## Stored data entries
* * * * * * * * *
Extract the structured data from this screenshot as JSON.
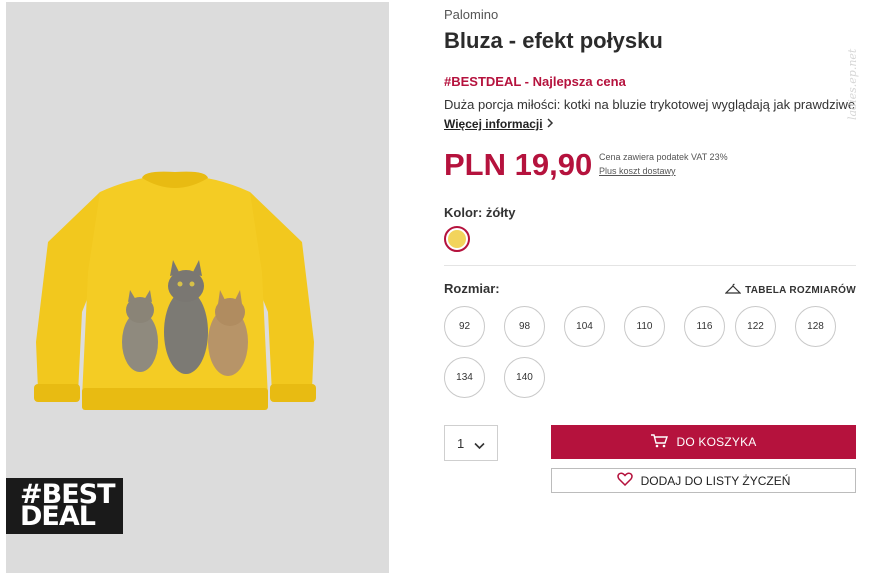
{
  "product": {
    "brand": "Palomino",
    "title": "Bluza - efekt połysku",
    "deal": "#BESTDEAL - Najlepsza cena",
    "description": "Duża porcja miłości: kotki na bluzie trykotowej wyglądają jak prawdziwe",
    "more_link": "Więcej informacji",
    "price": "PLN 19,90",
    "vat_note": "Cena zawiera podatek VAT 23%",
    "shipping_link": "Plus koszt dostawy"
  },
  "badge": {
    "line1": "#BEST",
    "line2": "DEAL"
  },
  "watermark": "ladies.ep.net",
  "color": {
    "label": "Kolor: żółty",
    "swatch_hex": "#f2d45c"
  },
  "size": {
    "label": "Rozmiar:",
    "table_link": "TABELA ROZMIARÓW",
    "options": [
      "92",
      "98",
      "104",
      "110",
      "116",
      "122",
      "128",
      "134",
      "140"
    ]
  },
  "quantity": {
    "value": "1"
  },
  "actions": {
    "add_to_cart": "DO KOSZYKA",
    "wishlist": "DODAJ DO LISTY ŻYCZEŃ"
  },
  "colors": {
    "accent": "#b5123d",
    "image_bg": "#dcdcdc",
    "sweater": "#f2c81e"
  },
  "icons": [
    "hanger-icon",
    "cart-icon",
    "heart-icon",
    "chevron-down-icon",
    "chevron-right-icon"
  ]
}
* * * * * * * * *
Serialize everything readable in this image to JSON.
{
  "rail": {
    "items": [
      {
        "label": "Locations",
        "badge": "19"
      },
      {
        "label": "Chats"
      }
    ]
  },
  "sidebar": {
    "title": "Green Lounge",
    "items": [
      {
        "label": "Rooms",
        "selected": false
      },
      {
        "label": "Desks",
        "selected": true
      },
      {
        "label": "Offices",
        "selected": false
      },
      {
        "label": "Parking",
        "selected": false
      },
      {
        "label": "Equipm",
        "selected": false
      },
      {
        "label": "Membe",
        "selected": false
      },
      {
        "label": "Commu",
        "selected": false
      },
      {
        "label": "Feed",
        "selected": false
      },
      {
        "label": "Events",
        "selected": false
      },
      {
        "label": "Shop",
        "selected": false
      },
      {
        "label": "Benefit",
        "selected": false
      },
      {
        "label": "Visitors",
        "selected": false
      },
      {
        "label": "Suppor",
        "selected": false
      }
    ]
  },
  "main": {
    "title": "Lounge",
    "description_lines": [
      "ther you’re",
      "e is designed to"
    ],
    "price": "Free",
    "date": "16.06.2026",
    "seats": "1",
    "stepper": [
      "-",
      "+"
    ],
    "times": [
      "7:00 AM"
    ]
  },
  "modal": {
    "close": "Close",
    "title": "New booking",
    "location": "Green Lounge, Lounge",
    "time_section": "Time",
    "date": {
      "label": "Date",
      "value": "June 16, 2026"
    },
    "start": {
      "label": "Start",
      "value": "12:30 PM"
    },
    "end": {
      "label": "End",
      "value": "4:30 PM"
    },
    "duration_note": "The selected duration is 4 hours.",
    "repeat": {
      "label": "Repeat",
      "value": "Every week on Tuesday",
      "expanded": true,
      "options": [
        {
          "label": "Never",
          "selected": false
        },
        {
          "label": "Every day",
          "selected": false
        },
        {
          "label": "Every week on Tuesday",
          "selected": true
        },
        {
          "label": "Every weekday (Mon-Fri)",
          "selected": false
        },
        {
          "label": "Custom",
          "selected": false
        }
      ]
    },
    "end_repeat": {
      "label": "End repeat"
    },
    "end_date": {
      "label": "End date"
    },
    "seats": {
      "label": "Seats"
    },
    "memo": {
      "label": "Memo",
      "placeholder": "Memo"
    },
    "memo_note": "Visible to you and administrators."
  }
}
* * * * * * * * *
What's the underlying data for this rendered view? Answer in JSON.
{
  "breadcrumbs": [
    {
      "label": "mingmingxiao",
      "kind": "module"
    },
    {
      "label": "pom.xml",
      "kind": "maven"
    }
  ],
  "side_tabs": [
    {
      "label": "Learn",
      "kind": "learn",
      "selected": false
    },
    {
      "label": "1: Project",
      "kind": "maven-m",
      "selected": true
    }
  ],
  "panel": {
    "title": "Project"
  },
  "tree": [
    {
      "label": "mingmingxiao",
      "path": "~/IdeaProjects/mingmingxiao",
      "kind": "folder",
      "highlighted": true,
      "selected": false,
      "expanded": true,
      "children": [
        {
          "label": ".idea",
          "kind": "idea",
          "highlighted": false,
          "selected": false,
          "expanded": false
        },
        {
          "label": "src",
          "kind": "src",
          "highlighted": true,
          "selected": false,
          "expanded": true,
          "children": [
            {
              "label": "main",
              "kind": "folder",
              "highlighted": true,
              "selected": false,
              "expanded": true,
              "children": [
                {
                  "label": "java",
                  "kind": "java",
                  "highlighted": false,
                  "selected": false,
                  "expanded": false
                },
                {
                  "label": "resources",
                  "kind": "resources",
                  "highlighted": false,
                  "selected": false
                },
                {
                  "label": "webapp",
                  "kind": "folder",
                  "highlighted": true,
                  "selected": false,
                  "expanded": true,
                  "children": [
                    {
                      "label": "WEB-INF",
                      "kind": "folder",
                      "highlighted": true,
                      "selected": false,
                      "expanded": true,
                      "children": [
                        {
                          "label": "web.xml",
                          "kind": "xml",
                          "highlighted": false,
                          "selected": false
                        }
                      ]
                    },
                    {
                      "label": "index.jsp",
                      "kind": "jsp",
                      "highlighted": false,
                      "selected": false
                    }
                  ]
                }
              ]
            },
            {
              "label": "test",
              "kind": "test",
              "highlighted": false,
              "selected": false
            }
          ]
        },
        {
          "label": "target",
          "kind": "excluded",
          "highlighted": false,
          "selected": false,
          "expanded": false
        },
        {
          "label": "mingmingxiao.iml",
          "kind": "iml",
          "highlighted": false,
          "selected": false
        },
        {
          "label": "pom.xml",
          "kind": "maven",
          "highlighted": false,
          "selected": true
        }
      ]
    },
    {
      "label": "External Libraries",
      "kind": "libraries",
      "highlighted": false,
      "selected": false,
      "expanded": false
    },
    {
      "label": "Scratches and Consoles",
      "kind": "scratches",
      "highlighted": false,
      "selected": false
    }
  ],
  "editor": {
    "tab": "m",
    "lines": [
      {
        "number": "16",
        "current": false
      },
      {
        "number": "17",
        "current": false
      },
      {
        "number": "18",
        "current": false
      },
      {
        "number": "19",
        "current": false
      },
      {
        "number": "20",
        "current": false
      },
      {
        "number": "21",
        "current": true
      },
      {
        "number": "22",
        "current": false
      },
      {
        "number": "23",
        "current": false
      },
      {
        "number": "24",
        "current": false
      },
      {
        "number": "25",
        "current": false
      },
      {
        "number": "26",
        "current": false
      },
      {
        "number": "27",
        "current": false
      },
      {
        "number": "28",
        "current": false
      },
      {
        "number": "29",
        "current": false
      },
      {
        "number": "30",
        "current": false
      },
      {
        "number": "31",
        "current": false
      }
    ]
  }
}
* * * * * * * * *
## Required task
Which lines include the word "this"? List them all.

## Task solution
Extract the structured data from this screenshot as JSON.
Serialize everything readable in this image to JSON.
What's the underlying data for this rendered view? Answer in JSON.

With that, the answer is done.